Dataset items
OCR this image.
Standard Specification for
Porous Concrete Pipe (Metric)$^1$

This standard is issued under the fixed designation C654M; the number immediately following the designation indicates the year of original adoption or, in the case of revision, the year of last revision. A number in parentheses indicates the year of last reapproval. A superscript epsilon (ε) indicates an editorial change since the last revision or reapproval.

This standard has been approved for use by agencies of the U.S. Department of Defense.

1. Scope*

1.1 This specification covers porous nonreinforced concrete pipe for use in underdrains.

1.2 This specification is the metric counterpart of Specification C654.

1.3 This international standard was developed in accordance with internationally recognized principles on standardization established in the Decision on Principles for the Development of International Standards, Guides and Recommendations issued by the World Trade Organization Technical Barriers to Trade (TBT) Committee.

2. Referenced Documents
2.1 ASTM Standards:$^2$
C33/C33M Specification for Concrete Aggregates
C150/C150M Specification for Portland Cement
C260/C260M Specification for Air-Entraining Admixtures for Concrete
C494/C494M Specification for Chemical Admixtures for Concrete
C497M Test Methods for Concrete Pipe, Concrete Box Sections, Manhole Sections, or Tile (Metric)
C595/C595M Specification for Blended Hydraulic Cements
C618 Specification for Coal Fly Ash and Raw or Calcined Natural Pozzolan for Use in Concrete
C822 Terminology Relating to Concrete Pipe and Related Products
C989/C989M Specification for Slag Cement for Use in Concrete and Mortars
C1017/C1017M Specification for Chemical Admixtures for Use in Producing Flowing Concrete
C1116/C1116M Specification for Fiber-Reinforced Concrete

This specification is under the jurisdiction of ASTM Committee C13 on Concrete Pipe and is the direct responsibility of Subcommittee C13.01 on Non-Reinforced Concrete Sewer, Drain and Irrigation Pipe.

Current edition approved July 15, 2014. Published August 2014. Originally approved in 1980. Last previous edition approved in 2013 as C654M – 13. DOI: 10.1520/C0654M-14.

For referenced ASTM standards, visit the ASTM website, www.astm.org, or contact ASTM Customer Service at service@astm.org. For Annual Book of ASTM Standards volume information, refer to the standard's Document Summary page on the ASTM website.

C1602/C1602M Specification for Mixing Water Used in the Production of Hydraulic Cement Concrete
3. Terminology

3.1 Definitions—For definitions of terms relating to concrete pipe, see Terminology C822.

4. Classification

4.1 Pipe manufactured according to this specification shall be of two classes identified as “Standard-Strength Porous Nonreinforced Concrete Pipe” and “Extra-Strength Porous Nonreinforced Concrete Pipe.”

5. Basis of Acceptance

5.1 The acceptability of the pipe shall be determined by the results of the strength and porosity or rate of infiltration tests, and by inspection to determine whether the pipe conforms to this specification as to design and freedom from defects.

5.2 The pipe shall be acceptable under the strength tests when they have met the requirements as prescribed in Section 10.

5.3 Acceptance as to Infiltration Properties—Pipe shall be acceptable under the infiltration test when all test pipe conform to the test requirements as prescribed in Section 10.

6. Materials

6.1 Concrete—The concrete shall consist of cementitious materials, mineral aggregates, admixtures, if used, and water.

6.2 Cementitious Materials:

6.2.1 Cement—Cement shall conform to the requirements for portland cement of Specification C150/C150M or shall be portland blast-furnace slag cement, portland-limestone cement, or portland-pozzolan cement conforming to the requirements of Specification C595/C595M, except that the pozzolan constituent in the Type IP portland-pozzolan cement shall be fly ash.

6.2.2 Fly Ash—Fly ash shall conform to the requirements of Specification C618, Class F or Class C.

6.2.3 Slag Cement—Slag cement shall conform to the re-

- The request -
Copy each line of the records that contains the word "issued".

- Reply to the task -
This standard is issued under the fixed designation C654M; the number immediately following the designation indicates the year of original adoption or, in the case of revision, the year of last revision. A number in parentheses indicates the year of last reapproval. A superscript epsilon (ε) indicates an editorial change since the last revision or reapproval.
1.3 This international standard was developed in accordance with internationally recognized principles on standardization established in the Decision on Principles for the Development of International Standards, Guides and Recommendations issued by the World Trade Organization Technical Barriers to Trade (TBT) Committee.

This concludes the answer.